* _Requirements_
Filter these entries, keeping only lines that hold the word "document".

▼

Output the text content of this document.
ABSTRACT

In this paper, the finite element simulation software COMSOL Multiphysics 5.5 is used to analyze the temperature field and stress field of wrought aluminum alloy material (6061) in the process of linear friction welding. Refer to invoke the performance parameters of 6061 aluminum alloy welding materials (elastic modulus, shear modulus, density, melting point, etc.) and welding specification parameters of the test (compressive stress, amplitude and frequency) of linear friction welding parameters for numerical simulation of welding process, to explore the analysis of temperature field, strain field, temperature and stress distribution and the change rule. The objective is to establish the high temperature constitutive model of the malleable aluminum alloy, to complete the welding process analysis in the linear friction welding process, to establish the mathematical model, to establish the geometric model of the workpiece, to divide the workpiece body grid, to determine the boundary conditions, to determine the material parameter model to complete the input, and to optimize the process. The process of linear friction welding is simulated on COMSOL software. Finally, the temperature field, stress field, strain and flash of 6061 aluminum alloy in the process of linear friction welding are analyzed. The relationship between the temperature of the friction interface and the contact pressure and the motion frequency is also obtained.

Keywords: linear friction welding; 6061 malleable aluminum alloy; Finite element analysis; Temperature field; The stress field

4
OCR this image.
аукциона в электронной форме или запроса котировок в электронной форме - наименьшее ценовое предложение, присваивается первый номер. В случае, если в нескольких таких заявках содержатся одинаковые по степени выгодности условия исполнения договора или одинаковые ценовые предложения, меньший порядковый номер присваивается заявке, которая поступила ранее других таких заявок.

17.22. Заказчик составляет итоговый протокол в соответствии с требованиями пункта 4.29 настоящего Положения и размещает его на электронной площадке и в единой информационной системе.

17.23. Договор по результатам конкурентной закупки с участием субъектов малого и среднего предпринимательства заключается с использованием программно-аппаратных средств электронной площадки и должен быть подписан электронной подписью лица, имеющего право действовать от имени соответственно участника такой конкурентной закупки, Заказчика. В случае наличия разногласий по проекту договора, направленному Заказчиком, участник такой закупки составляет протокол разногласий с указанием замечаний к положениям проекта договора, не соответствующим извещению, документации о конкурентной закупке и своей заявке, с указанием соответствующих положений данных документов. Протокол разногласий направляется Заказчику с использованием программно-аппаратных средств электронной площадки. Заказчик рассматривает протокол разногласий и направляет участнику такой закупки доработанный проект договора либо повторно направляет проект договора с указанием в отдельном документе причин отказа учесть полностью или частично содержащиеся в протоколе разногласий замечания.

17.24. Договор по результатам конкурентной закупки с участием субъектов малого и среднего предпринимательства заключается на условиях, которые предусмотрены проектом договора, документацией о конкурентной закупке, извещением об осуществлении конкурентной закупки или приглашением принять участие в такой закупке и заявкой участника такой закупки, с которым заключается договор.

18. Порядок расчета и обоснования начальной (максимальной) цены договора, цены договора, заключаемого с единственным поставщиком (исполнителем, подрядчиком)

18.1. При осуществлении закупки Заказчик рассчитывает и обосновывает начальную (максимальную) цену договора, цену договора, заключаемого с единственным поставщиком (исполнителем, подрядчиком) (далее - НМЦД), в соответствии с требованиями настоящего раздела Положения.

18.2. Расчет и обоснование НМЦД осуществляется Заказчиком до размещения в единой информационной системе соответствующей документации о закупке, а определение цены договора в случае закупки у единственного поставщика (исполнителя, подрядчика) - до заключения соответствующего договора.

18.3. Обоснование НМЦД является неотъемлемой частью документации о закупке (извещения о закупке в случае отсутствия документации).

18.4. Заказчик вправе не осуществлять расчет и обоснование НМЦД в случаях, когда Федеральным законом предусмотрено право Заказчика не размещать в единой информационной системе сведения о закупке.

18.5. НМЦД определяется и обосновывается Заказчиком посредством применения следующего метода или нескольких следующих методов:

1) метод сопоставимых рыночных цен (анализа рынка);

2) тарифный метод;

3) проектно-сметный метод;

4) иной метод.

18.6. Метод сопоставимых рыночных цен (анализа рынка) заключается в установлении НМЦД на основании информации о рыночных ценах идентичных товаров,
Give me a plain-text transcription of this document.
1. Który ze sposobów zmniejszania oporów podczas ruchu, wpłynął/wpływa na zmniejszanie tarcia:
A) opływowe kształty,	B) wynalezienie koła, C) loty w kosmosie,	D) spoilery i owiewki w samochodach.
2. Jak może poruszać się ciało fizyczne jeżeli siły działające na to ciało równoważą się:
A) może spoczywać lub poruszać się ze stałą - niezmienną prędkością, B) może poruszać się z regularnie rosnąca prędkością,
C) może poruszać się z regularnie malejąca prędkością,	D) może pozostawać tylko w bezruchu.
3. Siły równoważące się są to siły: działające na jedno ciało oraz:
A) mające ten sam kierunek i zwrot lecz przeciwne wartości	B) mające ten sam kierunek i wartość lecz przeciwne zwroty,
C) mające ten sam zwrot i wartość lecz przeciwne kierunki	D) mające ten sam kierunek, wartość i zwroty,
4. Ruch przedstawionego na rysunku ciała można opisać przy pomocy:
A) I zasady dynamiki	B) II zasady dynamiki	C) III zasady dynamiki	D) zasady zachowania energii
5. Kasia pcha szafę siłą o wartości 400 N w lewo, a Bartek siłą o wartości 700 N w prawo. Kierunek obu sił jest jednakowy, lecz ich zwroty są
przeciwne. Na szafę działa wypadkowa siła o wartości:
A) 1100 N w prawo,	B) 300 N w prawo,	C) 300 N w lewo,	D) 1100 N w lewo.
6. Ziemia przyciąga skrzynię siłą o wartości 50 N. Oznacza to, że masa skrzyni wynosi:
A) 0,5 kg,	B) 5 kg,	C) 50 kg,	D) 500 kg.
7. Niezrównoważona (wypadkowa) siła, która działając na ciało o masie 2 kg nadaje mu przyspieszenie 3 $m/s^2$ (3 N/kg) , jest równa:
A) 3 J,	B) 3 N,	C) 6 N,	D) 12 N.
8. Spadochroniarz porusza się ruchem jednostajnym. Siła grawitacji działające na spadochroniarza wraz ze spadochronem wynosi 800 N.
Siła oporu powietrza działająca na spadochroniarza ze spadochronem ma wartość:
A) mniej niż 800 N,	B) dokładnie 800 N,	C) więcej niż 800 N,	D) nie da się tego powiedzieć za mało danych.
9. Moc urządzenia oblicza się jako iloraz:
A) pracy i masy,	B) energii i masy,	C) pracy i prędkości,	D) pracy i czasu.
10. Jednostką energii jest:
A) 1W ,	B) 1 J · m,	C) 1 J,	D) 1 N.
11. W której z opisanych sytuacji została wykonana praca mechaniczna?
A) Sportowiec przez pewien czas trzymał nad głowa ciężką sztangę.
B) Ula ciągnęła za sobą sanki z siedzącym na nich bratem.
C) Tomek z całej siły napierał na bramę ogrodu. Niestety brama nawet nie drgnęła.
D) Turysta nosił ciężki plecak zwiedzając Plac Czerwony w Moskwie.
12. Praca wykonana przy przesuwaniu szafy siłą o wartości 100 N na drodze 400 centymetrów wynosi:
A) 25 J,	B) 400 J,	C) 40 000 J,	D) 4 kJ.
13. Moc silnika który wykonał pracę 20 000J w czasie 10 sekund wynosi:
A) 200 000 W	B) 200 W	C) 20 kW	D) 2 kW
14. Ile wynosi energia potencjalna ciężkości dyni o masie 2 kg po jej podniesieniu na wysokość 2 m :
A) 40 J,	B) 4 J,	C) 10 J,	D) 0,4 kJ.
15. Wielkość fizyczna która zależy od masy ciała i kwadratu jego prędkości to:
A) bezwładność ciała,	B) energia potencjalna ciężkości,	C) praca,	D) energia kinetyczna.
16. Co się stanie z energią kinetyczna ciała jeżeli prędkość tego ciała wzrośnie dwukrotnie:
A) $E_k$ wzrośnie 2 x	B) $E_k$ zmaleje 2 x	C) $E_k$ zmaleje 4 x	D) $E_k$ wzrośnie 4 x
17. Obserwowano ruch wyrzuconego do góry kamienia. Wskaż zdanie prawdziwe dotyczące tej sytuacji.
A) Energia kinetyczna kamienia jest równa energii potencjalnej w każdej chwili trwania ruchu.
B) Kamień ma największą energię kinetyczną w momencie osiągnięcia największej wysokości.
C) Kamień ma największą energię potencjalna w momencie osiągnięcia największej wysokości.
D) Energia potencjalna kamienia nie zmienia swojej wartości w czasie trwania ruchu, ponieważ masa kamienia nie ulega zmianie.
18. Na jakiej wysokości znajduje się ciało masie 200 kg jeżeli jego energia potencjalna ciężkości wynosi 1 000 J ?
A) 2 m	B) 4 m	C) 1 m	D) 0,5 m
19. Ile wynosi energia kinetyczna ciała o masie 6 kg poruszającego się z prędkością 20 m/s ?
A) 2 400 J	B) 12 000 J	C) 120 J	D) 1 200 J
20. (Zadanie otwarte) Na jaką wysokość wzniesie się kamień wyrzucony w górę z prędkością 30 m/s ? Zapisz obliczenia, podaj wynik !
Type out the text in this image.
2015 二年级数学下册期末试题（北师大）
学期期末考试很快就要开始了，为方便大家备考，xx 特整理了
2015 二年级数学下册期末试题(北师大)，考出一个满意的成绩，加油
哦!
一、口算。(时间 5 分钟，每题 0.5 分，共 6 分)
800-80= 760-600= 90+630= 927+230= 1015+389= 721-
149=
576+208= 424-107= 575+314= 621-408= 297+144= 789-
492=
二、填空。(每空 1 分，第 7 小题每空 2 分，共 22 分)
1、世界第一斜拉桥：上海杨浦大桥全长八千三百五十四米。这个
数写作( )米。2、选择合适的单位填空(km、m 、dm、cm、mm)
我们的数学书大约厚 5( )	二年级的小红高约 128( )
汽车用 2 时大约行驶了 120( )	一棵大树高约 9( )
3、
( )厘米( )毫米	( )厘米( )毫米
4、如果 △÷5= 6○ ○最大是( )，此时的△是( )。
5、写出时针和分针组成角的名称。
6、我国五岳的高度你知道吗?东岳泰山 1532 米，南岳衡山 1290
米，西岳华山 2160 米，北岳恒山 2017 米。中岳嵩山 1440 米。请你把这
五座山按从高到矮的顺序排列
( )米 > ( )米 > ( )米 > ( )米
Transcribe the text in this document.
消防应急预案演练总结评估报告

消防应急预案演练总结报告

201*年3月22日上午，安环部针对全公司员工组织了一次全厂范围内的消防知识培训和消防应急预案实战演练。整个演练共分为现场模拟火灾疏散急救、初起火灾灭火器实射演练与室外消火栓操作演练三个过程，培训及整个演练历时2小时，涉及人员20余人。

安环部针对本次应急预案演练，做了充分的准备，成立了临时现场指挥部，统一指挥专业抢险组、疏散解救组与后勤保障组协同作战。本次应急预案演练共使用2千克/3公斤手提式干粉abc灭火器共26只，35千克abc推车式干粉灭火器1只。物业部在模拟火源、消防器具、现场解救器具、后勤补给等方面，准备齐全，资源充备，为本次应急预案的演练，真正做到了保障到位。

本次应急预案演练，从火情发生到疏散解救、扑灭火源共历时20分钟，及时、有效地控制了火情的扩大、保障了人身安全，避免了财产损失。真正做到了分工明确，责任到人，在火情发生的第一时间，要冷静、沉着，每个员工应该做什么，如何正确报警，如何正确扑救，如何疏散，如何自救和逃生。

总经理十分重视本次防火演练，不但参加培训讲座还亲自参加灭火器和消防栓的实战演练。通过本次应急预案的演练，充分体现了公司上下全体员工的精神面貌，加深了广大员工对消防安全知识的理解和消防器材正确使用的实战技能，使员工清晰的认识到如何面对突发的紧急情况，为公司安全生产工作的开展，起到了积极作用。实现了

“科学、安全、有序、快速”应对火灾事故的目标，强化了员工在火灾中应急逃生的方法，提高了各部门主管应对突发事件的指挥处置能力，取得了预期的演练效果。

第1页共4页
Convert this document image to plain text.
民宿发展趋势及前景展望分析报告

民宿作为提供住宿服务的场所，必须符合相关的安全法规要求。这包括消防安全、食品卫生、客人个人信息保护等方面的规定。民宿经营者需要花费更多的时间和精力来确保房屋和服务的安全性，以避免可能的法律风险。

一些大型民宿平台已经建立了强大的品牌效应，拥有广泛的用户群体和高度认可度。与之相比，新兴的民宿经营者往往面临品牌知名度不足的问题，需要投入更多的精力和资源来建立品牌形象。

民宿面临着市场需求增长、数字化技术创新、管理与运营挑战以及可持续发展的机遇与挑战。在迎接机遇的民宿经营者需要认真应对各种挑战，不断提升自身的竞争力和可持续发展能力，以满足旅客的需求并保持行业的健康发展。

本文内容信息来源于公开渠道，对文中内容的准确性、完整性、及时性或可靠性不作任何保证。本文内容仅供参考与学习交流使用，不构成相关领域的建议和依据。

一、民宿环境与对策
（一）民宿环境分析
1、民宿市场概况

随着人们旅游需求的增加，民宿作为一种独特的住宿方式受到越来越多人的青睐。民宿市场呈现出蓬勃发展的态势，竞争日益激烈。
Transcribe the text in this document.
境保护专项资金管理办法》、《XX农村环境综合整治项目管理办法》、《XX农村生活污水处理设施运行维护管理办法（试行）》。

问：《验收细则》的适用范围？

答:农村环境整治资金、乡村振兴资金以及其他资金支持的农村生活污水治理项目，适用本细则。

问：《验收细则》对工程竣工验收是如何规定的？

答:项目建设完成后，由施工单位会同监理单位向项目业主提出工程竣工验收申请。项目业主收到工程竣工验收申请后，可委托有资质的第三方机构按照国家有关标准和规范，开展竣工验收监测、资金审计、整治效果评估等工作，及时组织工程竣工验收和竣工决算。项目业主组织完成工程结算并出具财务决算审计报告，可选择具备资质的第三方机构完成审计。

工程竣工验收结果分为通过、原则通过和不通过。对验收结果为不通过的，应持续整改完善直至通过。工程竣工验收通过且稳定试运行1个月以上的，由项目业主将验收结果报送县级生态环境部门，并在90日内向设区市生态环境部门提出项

▲

* _Written response_
Output the text content of this document.
Give me a plain-text transcription of this document.
Transcribe the text in this document.
Convert this document image to plain text.
Transcribe the text in this document.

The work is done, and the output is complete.